— START —

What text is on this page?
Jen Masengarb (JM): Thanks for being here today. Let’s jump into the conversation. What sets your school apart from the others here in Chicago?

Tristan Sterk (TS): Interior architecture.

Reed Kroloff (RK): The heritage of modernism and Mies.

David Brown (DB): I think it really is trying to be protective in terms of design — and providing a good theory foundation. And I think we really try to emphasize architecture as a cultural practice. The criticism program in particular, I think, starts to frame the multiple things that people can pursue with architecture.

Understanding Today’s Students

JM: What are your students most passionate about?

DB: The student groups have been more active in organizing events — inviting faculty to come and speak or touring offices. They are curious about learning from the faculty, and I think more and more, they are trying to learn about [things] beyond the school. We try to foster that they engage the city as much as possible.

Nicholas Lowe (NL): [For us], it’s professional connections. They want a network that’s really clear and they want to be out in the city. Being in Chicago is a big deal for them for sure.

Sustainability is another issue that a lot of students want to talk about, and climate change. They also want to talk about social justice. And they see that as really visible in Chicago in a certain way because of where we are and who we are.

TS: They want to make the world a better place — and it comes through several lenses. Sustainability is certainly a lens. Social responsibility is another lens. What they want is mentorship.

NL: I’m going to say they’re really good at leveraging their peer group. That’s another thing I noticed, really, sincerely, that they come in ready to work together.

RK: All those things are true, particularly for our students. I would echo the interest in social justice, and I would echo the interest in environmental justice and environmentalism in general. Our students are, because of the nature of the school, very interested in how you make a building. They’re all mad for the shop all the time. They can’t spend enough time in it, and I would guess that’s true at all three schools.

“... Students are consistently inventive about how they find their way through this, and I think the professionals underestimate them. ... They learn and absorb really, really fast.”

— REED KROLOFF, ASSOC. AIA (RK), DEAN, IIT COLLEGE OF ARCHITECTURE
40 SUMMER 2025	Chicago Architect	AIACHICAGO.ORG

— END —

**Aim of the exercise**
Every line above needs to be retyped exactly.

**Written solution**
What text is on this page?
Jen Masengarb (JM): Thanks for being here today. Let’s jump into the conversation. What sets your school apart from the others here in Chicago?

Tristan Sterk (TS): Interior architecture.

Reed Kroloff (RK): The heritage of modernism and Mies.

David Brown (DB): I think it really is trying to be protective in terms of design — and providing a good theory foundation. And I think we really try to emphasize architecture as a cultural practice. The criticism program in particular, I think, starts to frame the multiple things that people can pursue with architecture.

Understanding Today’s Students

JM: What are your students most passionate about?

DB: The student groups have been more active in organizing events — inviting faculty to come and speak or touring offices. They are curious about learning from the faculty, and I think more and more, they are trying to learn about [things] beyond the school. We try to foster that they engage the city as much as possible.

Nicholas Lowe (NL): [For us], it’s professional connections. They want a network that’s really clear and they want to be out in the city. Being in Chicago is a big deal for them for sure.

Sustainability is another issue that a lot of students want to talk about, and climate change. They also want to talk about social justice. And they see that as really visible in Chicago in a certain way because of where we are and who we are.

TS: They want to make the world a better place — and it comes through several lenses. Sustainability is certainly a lens. Social responsibility is another lens. What they want is mentorship.

NL: I’m going to say they’re really good at leveraging their peer group. That’s another thing I noticed, really, sincerely, that they come in ready to work together.

RK: All those things are true, particularly for our students. I would echo the interest in social justice, and I would echo the interest in environmental justice and environmentalism in general. Our students are, because of the nature of the school, very interested in how you make a building. They’re all mad for the shop all the time. They can’t spend enough time in it, and I would guess that’s true at all three schools.

“... Students are consistently inventive about how they find their way through this, and I think the professionals underestimate them. ... They learn and absorb really, really fast.”

— REED KROLOFF, ASSOC. AIA (RK), DEAN, IIT COLLEGE OF ARCHITECTURE
40 SUMMER 2025	Chicago Architect	AIACHICAGO.ORG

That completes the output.